Task brief –
Search the records for "Monsieur". Copy every line where it appears.

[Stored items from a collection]
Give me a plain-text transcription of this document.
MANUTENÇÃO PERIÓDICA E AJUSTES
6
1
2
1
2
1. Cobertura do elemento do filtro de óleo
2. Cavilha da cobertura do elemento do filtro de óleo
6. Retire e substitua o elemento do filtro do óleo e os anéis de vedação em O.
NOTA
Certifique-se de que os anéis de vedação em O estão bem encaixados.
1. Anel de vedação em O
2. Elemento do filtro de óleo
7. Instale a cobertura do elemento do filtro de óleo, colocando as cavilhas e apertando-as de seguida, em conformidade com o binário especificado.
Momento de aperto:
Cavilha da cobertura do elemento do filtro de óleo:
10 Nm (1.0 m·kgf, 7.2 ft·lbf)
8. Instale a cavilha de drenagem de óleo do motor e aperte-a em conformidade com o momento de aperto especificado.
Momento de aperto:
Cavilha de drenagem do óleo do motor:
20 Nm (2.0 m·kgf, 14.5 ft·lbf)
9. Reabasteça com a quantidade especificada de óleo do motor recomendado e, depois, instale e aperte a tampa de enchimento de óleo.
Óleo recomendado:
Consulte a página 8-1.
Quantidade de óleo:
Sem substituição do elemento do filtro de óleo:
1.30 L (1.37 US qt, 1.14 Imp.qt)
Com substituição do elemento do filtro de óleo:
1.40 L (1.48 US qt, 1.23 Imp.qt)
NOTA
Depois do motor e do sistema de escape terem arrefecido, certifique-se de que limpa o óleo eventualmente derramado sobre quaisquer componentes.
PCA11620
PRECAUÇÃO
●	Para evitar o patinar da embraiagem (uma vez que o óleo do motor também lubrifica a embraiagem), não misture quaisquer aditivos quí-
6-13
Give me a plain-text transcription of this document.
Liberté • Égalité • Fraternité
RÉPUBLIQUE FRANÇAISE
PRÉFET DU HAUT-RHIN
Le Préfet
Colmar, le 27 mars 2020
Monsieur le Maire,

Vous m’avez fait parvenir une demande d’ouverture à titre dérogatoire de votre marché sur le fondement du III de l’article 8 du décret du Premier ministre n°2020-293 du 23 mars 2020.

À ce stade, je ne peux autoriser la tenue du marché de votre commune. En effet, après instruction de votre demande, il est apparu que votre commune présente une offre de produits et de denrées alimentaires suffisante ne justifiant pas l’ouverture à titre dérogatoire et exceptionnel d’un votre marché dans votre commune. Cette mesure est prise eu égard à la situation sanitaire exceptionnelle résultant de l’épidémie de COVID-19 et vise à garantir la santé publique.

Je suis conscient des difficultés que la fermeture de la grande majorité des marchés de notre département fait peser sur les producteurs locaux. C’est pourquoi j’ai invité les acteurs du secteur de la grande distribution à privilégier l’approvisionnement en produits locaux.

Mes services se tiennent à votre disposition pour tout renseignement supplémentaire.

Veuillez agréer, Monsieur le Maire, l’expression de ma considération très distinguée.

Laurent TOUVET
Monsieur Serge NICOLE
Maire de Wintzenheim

The output –
Monsieur le Maire,
Veuillez agréer, Monsieur le Maire, l’expression de ma considération très distinguée.
Monsieur Serge NICOLE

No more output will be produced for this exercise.